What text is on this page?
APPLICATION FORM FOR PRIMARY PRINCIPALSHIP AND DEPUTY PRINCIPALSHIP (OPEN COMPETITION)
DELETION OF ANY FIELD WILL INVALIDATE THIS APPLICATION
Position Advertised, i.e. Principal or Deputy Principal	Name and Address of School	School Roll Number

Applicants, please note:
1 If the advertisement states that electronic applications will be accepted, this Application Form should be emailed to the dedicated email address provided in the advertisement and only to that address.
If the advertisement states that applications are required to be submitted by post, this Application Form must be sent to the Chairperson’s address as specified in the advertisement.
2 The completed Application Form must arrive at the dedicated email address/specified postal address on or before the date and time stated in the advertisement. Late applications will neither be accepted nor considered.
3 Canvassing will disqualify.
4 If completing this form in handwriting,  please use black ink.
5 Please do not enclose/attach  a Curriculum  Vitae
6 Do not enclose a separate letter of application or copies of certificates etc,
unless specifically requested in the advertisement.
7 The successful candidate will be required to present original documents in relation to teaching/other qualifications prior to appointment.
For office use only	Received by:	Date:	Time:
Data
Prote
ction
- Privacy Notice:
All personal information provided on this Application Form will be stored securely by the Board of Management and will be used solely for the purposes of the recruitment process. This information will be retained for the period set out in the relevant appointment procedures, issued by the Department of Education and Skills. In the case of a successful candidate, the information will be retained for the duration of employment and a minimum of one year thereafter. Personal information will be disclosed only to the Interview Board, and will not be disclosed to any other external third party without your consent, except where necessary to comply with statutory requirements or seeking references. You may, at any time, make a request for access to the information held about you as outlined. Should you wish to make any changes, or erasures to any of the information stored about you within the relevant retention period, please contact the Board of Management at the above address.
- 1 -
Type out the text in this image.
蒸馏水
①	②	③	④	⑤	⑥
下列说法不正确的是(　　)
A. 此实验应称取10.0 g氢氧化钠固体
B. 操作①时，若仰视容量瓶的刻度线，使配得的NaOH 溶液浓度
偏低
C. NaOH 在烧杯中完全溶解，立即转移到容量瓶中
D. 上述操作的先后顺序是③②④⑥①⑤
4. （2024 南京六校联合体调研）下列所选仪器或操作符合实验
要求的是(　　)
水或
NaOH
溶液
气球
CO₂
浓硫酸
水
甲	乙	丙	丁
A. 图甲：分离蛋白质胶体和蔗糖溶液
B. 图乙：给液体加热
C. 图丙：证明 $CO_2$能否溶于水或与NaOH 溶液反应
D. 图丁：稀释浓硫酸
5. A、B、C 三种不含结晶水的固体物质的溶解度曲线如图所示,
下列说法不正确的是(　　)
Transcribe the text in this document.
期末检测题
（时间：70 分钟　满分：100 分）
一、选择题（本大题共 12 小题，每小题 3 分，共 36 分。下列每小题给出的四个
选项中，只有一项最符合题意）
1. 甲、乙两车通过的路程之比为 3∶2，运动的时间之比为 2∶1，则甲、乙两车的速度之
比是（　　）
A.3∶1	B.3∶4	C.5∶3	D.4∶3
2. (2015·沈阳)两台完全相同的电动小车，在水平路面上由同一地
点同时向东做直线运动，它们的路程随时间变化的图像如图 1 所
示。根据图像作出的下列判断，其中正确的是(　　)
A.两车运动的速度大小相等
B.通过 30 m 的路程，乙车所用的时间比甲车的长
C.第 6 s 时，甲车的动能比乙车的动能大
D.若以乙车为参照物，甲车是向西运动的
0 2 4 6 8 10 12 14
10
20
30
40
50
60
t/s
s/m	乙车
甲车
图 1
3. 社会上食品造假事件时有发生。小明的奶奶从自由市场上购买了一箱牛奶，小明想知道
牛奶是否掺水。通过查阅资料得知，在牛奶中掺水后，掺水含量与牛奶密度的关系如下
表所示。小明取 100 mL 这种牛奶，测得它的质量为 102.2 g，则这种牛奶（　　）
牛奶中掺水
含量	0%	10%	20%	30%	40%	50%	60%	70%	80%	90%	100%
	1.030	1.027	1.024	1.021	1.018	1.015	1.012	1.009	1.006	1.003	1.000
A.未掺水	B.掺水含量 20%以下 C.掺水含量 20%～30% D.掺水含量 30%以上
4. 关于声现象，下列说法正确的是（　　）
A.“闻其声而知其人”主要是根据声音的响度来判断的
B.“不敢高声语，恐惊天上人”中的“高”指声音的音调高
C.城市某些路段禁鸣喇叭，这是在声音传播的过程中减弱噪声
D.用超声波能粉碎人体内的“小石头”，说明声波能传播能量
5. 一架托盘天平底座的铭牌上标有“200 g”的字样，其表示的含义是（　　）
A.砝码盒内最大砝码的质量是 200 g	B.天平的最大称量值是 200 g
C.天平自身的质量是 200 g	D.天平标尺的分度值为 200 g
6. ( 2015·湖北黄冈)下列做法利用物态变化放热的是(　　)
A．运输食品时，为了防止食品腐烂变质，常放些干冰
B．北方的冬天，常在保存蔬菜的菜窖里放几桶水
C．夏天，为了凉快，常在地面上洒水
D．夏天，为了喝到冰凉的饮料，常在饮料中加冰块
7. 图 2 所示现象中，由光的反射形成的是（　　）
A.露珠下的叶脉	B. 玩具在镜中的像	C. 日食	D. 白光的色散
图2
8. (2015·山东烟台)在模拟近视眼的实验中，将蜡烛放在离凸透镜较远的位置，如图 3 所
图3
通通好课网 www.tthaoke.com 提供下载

:::::

## Given exercise
State how many lines of the records above contain the word "must", giving only that number.

## Complete answer
2